▸ **Short task**
Your task is to copy every line of the records below that contains "subtitle".

▸ **Data for processing**
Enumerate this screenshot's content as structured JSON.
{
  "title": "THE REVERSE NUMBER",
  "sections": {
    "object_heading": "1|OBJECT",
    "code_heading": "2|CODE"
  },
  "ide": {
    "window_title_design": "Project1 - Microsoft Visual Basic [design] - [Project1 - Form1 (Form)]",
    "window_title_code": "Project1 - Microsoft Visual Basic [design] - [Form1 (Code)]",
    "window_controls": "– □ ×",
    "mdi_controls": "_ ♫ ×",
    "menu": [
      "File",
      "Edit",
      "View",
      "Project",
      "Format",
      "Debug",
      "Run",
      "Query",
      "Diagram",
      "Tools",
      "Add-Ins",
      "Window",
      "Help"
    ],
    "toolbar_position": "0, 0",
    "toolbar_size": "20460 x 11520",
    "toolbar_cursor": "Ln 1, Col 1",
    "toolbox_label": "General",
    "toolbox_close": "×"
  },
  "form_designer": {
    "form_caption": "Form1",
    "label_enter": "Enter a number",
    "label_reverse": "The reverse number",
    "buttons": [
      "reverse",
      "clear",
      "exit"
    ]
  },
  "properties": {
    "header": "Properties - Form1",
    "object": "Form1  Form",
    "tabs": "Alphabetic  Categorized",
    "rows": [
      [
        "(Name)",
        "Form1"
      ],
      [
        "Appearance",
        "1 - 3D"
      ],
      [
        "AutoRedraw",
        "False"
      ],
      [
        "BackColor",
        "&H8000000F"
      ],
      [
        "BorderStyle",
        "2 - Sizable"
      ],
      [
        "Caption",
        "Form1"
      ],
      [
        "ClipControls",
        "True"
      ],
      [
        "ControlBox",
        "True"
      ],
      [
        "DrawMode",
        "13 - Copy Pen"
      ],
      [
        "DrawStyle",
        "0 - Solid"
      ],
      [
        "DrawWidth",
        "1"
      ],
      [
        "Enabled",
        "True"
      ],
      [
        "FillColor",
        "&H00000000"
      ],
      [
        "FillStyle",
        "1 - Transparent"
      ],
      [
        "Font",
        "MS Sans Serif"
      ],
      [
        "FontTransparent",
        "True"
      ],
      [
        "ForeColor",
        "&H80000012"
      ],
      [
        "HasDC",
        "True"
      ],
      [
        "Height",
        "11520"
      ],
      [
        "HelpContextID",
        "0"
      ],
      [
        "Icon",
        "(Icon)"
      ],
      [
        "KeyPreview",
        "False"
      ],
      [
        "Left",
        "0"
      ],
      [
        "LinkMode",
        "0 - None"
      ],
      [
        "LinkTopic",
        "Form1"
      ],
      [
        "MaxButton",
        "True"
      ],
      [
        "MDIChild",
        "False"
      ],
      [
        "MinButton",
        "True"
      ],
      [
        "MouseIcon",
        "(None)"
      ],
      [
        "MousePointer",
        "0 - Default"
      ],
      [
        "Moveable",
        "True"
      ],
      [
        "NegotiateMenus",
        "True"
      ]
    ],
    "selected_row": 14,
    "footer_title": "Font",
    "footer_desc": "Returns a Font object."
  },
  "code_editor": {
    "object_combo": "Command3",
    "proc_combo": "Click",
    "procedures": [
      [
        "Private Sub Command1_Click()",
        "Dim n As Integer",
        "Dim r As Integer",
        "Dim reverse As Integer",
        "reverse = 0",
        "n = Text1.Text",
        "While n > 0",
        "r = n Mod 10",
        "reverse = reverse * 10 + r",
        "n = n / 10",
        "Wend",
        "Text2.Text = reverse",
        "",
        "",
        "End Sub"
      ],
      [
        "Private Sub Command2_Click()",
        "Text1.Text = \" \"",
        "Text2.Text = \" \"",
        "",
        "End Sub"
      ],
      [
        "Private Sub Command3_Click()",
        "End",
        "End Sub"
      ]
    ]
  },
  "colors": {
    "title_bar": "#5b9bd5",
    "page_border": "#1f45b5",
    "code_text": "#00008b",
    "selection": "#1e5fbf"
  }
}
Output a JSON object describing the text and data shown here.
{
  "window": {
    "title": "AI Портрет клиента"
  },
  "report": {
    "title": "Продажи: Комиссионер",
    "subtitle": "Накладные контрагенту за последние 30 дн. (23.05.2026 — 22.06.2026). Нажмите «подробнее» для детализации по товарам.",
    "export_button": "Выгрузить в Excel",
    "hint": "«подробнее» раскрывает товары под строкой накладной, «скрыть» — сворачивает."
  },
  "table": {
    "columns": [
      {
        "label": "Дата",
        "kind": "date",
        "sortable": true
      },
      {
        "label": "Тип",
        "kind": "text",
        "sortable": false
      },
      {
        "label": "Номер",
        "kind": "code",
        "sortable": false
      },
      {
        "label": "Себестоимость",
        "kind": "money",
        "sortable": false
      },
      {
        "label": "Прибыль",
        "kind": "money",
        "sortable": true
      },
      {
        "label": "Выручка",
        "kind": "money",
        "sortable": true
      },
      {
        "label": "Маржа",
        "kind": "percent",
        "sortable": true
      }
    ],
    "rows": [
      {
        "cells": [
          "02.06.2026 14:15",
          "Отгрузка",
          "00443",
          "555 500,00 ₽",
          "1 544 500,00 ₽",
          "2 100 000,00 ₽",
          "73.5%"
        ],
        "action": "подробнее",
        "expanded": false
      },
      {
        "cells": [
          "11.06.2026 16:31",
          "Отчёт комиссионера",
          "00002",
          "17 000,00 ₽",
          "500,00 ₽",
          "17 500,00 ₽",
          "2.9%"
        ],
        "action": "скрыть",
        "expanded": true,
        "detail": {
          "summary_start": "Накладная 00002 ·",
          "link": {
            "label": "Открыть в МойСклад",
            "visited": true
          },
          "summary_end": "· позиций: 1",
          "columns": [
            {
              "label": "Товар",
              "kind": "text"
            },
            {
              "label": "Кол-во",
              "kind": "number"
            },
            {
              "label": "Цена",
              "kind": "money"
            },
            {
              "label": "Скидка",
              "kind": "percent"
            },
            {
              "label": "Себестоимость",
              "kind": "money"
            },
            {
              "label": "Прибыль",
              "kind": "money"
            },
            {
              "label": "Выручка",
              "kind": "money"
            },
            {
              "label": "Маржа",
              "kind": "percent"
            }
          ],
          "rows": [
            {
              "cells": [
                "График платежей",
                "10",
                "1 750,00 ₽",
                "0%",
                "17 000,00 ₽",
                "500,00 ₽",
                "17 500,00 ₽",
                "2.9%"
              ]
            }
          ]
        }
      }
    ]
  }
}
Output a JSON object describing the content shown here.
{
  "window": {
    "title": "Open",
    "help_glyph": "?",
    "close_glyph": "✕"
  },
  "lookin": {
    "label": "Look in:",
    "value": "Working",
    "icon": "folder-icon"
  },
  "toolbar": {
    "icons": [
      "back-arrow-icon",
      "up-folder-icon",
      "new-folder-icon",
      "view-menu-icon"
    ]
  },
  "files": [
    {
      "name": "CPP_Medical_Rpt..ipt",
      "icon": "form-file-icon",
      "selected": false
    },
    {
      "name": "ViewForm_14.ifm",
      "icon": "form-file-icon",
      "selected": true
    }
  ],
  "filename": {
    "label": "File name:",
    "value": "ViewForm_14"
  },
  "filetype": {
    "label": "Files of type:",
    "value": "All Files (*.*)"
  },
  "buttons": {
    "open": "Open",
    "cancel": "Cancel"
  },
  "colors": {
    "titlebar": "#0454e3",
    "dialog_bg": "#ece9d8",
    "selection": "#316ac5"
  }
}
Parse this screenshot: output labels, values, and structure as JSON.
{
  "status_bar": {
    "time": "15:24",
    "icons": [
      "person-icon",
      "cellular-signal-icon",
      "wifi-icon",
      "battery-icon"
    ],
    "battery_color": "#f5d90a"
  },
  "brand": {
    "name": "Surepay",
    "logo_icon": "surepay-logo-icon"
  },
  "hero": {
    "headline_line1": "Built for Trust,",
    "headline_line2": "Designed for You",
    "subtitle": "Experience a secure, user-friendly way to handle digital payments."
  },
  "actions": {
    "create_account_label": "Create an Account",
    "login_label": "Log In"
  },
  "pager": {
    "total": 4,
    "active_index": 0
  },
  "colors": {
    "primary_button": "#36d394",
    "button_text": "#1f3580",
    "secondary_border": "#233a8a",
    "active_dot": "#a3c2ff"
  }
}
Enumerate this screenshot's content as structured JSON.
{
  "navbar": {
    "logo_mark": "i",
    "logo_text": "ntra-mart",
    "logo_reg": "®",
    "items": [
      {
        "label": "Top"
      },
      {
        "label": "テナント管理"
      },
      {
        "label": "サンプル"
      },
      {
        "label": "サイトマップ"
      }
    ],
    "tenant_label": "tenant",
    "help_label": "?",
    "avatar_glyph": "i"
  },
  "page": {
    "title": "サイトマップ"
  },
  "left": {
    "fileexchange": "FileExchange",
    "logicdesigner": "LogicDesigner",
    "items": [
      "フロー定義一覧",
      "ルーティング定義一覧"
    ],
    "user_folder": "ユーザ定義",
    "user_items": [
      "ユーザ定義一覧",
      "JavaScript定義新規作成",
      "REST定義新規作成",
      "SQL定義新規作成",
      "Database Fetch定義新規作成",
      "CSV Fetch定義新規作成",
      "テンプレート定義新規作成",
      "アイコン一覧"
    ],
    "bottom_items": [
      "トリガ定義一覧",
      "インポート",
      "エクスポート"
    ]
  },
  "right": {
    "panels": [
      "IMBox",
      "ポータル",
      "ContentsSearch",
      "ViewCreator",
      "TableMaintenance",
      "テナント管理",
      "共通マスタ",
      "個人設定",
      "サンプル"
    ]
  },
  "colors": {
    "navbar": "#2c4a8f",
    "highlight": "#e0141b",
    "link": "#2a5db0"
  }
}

▸ **Solution below**
    "subtitle": "Накладные контрагенту за последние 30 дн. (23.05.2026 — 22.06.2026). Нажмите «подробнее» для детализации по товарам.",
    "subtitle": "Experience a secure, user-friendly way to handle digital payments."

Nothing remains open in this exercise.